------ DATASET RECORDS ------

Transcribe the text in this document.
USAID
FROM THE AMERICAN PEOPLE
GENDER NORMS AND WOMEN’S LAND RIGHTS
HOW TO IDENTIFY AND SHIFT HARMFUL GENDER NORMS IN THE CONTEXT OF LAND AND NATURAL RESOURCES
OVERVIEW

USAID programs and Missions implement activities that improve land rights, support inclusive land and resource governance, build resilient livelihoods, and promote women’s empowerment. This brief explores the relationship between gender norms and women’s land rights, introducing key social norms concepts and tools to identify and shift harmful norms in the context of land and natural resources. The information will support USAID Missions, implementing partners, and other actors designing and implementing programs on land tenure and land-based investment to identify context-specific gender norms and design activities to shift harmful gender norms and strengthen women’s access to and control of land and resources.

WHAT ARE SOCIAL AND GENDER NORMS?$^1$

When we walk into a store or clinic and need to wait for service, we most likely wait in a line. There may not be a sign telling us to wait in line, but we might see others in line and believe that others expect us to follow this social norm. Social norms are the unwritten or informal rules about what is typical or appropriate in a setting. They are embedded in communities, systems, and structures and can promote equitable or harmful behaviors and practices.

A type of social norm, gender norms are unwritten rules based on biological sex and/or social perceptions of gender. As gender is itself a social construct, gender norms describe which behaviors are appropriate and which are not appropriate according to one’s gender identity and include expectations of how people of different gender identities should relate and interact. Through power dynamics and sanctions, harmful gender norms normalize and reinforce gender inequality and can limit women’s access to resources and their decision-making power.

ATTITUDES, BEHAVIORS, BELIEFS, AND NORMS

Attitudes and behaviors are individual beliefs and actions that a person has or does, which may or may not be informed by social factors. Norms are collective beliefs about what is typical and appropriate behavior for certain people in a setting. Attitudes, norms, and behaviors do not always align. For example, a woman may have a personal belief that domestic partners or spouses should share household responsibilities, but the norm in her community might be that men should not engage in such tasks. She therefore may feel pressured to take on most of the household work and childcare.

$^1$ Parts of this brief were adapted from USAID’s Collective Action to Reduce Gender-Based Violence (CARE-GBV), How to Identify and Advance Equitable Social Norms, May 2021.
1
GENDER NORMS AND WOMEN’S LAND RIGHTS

------

▶ **BRIEF**
Keep only the lines that hold the string "setting", and copy them out.

▶ **PROBLEM SOLUTION**
When we walk into a store or clinic and need to wait for service, we most likely wait in a line. There may not be a sign telling us to wait in line, but we might see others in line and believe that others expect us to follow this social norm. Social norms are the unwritten or informal rules about what is typical or appropriate in a setting. They are embedded in communities, systems, and structures and can promote equitable or harmful behaviors and practices.
Attitudes and behaviors are individual beliefs and actions that a person has or does, which may or may not be informed by social factors. Norms are collective beliefs about what is typical and appropriate behavior for certain people in a setting. Attitudes, norms, and behaviors do not always align. For example, a woman may have a personal belief that domestic partners or spouses should share household responsibilities, but the norm in her community might be that men should not engage in such tasks. She therefore may feel pressured to take on most of the household work and childcare.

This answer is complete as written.